Bizim yaz Kur’an kurslarımıza 4-6 yaş grubuna devam edenlerin sayısı neredeyse 250 bin kadar 4-5-6 yaşında bu rakam esasında.
Kışın Yani henüz yaz girmeden 8 ay boyunca devam eden bizim 4-6 yaş Kur’an kurslarımız var. O aylarda yani eylül ayından başlayıp devamındaki mayıs ayının sonuna kadar devam eden bizim kış Kur’an kurslarımız var. Orada 4-6 yaş Kur’an kurslarımız var. 7-10 yaş Kur’an kurslarımız var hafızlık yaptırdığımız. İhtiyaç odaklı Kur’an kurslarımız var ki bunlara biz yetişkinler için yapmış olduğumuz programlara devam eden öğrencilerimiz var.
Ayrıca camilerde Kur’an eğitimi dediğimiz Kur’an kurslarımız var. Kur’an kursları programımız var uzaktan eğitim dediğimiz Kur’an kurslarımız var. 250.000 kadar öğrencimiz 4-6 yaş Kur’an kurslarımıza devam ediyor ki on yılı aştık. Bu programı başlatalım. Şu ana kadar 1 milyon 750 bin kadar çocuğumuza 4-6 yaş Kur’an kurslarımızda eğitim verdik.
Elhamdülillah mezun sayımız 1 milyon 750.000 kadar oldu. 3 sene önce 7-10 yaş grubu Kuran kurslarımızın eğitimini başlattık. Bunu biz çok önemsiyoruz. Çocuklarımızı okuldan geldikten sonra daha çok ilkokul yani 1-4 dediğimiz 7-10 yaş grubundaki çocuklarımızdır. Okuldan geldikten sonra evlerine geliyorlar, biraz dinlenip hemen mahallelerindeki bizim 4-6 yaş Kur’an kurslarımız o saatlerde boş çocuklarımız eğitimlerini tamamlamış evlerine dönmüş oluyorlar. 7-10 yaşındaki çocuklarımız kurslarımıza geliyorlar adeta bir etüt şeklinde hem okulda öğrenmiş oldukları dini bilgilerini orada tekrarlıyorlar. 2-3 saatlik günlük programlar yapıyoruz. Geçen yıl 35 bin öğrencimiz kayıt oldu. Bu sene 100 bine yaklaştı.
7-10 yaş grubundaki öğrencilerimizin sayıları sadece dini bilgiler ya da Kur’an-ı Kerim bilgileri, Peygamber Efendimizin hayatı ile ilgili eğitimler değil aynı zamanda sportif faaliyetler de yapıyorlar. Anket çalışmamızda veli memnuniyeti yüzde 98,32.
Gazze’ye yardımlar
Öncelikle Gazze’de yurdunu, yuvasını, evini, barkını korumak için mücadele eden oradaki kardeşlerimize Cenab-ı Hak’tan yardım diliyorum. İnşallah en kısa zamanda bu zulüm biter.

İstekler
**A)** Kur’an kursları metnine göre ankette veli memnuniyeti yüzde kaç çıkmıştır?
**B)** Lütfen Kur’an kursları metnini son cümlesinden sonra sürdürün.

Veri Satırları
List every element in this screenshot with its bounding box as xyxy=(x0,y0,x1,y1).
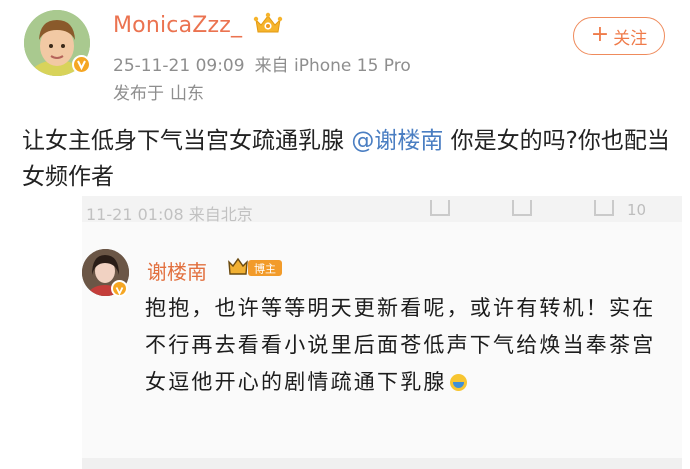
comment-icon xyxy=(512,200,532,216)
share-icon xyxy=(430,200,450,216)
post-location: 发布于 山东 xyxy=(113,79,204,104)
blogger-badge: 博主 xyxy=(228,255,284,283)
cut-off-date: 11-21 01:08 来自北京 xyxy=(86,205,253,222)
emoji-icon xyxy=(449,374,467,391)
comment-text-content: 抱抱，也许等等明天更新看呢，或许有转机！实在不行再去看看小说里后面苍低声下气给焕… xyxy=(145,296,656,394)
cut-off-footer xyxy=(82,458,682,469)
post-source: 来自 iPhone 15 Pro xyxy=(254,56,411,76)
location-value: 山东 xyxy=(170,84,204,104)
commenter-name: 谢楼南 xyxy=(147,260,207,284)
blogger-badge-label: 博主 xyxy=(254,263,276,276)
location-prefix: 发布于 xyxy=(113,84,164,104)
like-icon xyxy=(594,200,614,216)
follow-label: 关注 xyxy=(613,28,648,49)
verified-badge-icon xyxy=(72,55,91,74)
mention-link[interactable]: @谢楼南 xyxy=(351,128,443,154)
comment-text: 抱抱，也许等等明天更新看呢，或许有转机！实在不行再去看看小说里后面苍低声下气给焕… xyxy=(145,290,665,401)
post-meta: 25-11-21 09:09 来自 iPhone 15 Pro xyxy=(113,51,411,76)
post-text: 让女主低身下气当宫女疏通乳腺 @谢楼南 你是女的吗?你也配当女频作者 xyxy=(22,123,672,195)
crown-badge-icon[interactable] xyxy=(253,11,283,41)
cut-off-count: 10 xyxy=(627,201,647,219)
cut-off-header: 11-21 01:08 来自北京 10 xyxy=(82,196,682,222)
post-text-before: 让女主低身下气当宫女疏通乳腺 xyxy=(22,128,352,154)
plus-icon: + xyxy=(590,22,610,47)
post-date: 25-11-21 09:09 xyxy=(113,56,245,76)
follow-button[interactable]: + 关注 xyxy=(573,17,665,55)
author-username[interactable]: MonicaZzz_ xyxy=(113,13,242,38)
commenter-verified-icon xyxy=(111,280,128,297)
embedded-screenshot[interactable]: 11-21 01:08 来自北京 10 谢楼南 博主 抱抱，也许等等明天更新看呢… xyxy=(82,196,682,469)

Görev Yanıtları
**A)** Yüzde 98,32.

**B)**
Oradaki kardeşlerimize tabii bizim yardım etmemiz lazım. Sadece Müslümanların değil vicdanlı insanların dünyada vicdanlı insanlar var. Çeşitli ülkelerde hiç ummadığımız büyük kalabalıklar şeklinde Gazze’deki soykırıma dikkat çeken büyük yürüyüşler, büyük adeta İsyan derecesinde tepkiler gösteriliyor.
Bu gerçekten siyonist işgalcilerin hangi duruma düştüklerini ortaya koyan önemli gelişmeler.
Zulüm devam ediyor soykırım devam ediyor. Biz Diyanet İşleri Başkanlığı olarak sadece 7 Ekim’den sonra değil 7 Ekim’den önce de hep Gazze’ye dikkat çeken etkinlikler yaptık.
Programlar yaptık, hutbelerimizle, vaazlarımızla yardımlarımızla. 7 Ekim’den sonra hemen burada yedi Ekim’in 7 ekiminden birkaç gün sonra Türkiye’deki bütün sivil toplum kuruluşlarını toplantıya davet ettik.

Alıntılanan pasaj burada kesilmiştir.